- [Task directions]:
Pictures do not belong in the copy. Return all of the entries exactly.

*-*-*

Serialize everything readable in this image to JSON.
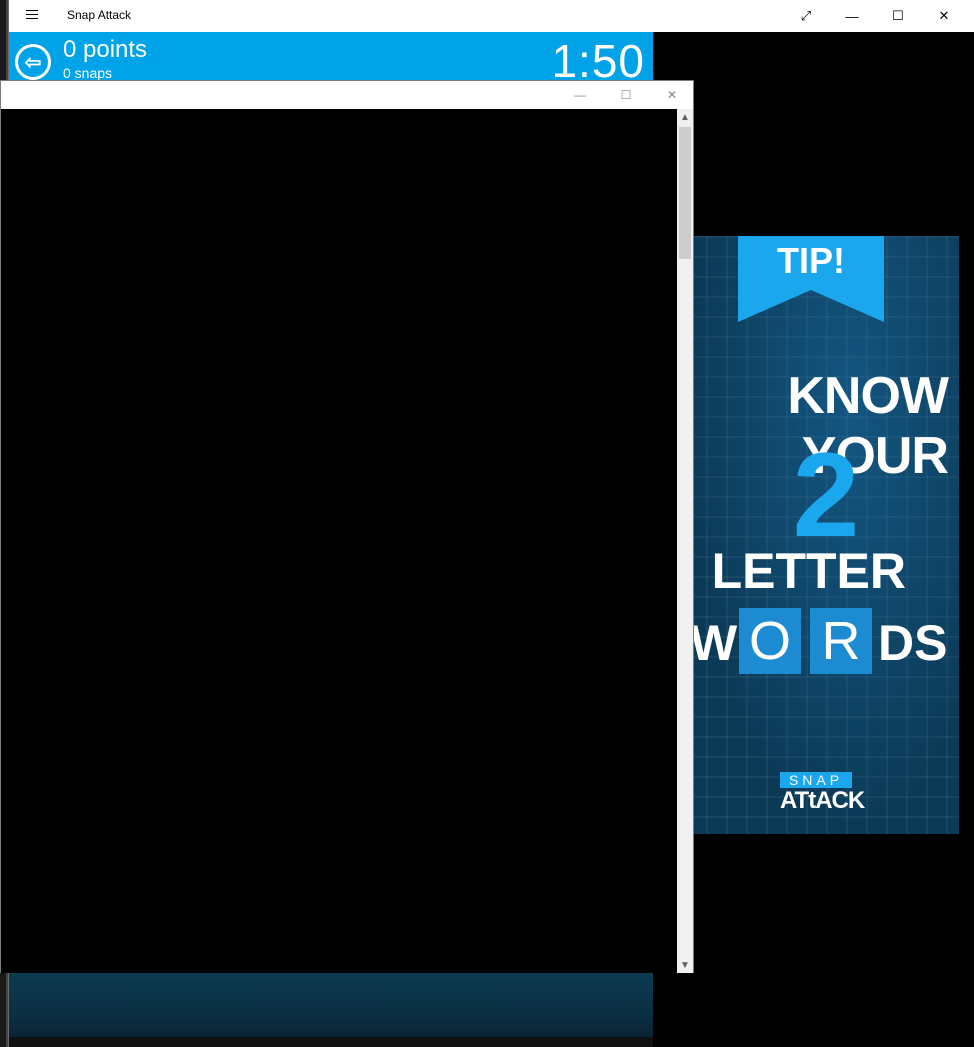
{
  "app": {
    "title": "Snap Attack",
    "controls": {
      "expand": "⤢",
      "minimize": "—",
      "maximize": "☐",
      "close": "✕"
    }
  },
  "game": {
    "back_icon": "⇦",
    "points_label": "0 points",
    "snaps_label": "0 snaps",
    "timer": "1:50"
  },
  "ad": {
    "banner": "TIP!",
    "line1": "KNOW YOUR",
    "number": "2",
    "line2": "LETTER",
    "word_w": "W",
    "word_o": "O",
    "word_r": "R",
    "word_ds": "DS",
    "logo_top": "SNAP",
    "logo_bottom": "ATtACK"
  },
  "popup": {
    "minimize": "—",
    "maximize": "☐",
    "close": "✕",
    "scroll_up": "▲",
    "scroll_down": "▼"
  },
  "colors": {
    "accent": "#00a2e8",
    "ad_bg": "#0b3a57",
    "ad_blue": "#1aa7ee"
  }
}
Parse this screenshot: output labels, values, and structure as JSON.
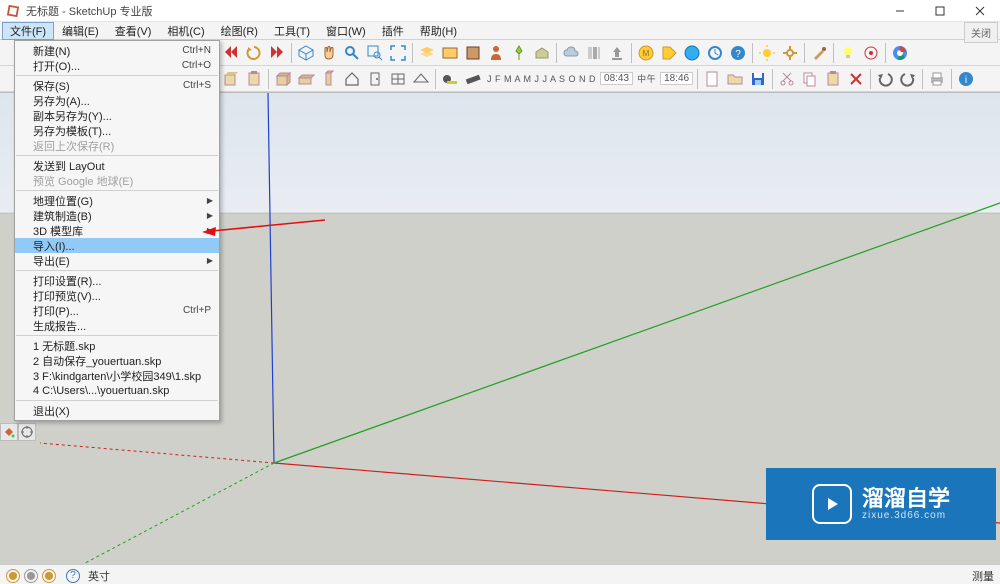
{
  "window": {
    "title": "无标题 - SketchUp 专业版",
    "close_tag": "关闭"
  },
  "menubar": [
    {
      "label": "文件(F)",
      "active": true
    },
    {
      "label": "编辑(E)"
    },
    {
      "label": "查看(V)"
    },
    {
      "label": "相机(C)"
    },
    {
      "label": "绘图(R)"
    },
    {
      "label": "工具(T)"
    },
    {
      "label": "窗口(W)"
    },
    {
      "label": "插件"
    },
    {
      "label": "帮助(H)"
    }
  ],
  "file_menu": {
    "groups": [
      [
        {
          "label": "新建(N)",
          "shortcut": "Ctrl+N"
        },
        {
          "label": "打开(O)...",
          "shortcut": "Ctrl+O"
        }
      ],
      [
        {
          "label": "保存(S)",
          "shortcut": "Ctrl+S"
        },
        {
          "label": "另存为(A)..."
        },
        {
          "label": "副本另存为(Y)..."
        },
        {
          "label": "另存为模板(T)..."
        },
        {
          "label": "返回上次保存(R)",
          "disabled": true
        }
      ],
      [
        {
          "label": "发送到 LayOut"
        },
        {
          "label": "预览 Google 地球(E)",
          "disabled": true
        }
      ],
      [
        {
          "label": "地理位置(G)",
          "submenu": true
        },
        {
          "label": "建筑制造(B)",
          "submenu": true
        },
        {
          "label": "3D 模型库",
          "submenu": true
        },
        {
          "label": "导入(I)...",
          "highlight": true
        },
        {
          "label": "导出(E)",
          "submenu": true
        }
      ],
      [
        {
          "label": "打印设置(R)..."
        },
        {
          "label": "打印预览(V)..."
        },
        {
          "label": "打印(P)...",
          "shortcut": "Ctrl+P"
        },
        {
          "label": "生成报告..."
        }
      ],
      [
        {
          "label": "1 无标题.skp"
        },
        {
          "label": "2 自动保存_youertuan.skp"
        },
        {
          "label": "3 F:\\kindgarten\\小学校园349\\1.skp"
        },
        {
          "label": "4 C:\\Users\\...\\youertuan.skp"
        }
      ],
      [
        {
          "label": "退出(X)"
        }
      ]
    ]
  },
  "toolbars": {
    "time_display_1": "08:43",
    "time_label": "中午",
    "time_display_2": "18:46",
    "months": "J F M A M J J A S O N D"
  },
  "watermark": {
    "main": "溜溜自学",
    "sub": "zixue.3d66.com"
  },
  "status": {
    "unit": "英寸",
    "measure_label": "测量"
  }
}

*-*-*

- [Worked solution]:
Serialize everything readable in this image to JSON.
{
  "app": {
    "title": "Snap Attack",
    "controls": {
      "expand": "⤢",
      "minimize": "—",
      "maximize": "☐",
      "close": "✕"
    }
  },
  "game": {
    "back_icon": "⇦",
    "points_label": "0 points",
    "snaps_label": "0 snaps",
    "timer": "1:50"
  },
  "ad": {
    "banner": "TIP!",
    "line1": "KNOW YOUR",
    "number": "2",
    "line2": "LETTER",
    "word_w": "W",
    "word_o": "O",
    "word_r": "R",
    "word_ds": "DS",
    "logo_top": "SNAP",
    "logo_bottom": "ATtACK"
  },
  "popup": {
    "minimize": "—",
    "maximize": "☐",
    "close": "✕",
    "scroll_up": "▲",
    "scroll_down": "▼"
  },
  "colors": {
    "accent": "#00a2e8",
    "ad_bg": "#0b3a57",
    "ad_blue": "#1aa7ee"
  }
}
Parse this screenshot: output labels, values, and structure as JSON.
{
  "window": {
    "title": "无标题 - SketchUp 专业版",
    "close_tag": "关闭"
  },
  "menubar": [
    {
      "label": "文件(F)",
      "active": true
    },
    {
      "label": "编辑(E)"
    },
    {
      "label": "查看(V)"
    },
    {
      "label": "相机(C)"
    },
    {
      "label": "绘图(R)"
    },
    {
      "label": "工具(T)"
    },
    {
      "label": "窗口(W)"
    },
    {
      "label": "插件"
    },
    {
      "label": "帮助(H)"
    }
  ],
  "file_menu": {
    "groups": [
      [
        {
          "label": "新建(N)",
          "shortcut": "Ctrl+N"
        },
        {
          "label": "打开(O)...",
          "shortcut": "Ctrl+O"
        }
      ],
      [
        {
          "label": "保存(S)",
          "shortcut": "Ctrl+S"
        },
        {
          "label": "另存为(A)..."
        },
        {
          "label": "副本另存为(Y)..."
        },
        {
          "label": "另存为模板(T)..."
        },
        {
          "label": "返回上次保存(R)",
          "disabled": true
        }
      ],
      [
        {
          "label": "发送到 LayOut"
        },
        {
          "label": "预览 Google 地球(E)",
          "disabled": true
        }
      ],
      [
        {
          "label": "地理位置(G)",
          "submenu": true
        },
        {
          "label": "建筑制造(B)",
          "submenu": true
        },
        {
          "label": "3D 模型库",
          "submenu": true
        },
        {
          "label": "导入(I)...",
          "highlight": true
        },
        {
          "label": "导出(E)",
          "submenu": true
        }
      ],
      [
        {
          "label": "打印设置(R)..."
        },
        {
          "label": "打印预览(V)..."
        },
        {
          "label": "打印(P)...",
          "shortcut": "Ctrl+P"
        },
        {
          "label": "生成报告..."
        }
      ],
      [
        {
          "label": "1 无标题.skp"
        },
        {
          "label": "2 自动保存_youertuan.skp"
        },
        {
          "label": "3 F:\\kindgarten\\小学校园349\\1.skp"
        },
        {
          "label": "4 C:\\Users\\...\\youertuan.skp"
        }
      ],
      [
        {
          "label": "退出(X)"
        }
      ]
    ]
  },
  "toolbars": {
    "time_display_1": "08:43",
    "time_label": "中午",
    "time_display_2": "18:46",
    "months": "J F M A M J J A S O N D"
  },
  "watermark": {
    "main": "溜溜自学",
    "sub": "zixue.3d66.com"
  },
  "status": {
    "unit": "英寸",
    "measure_label": "测量"
  }
}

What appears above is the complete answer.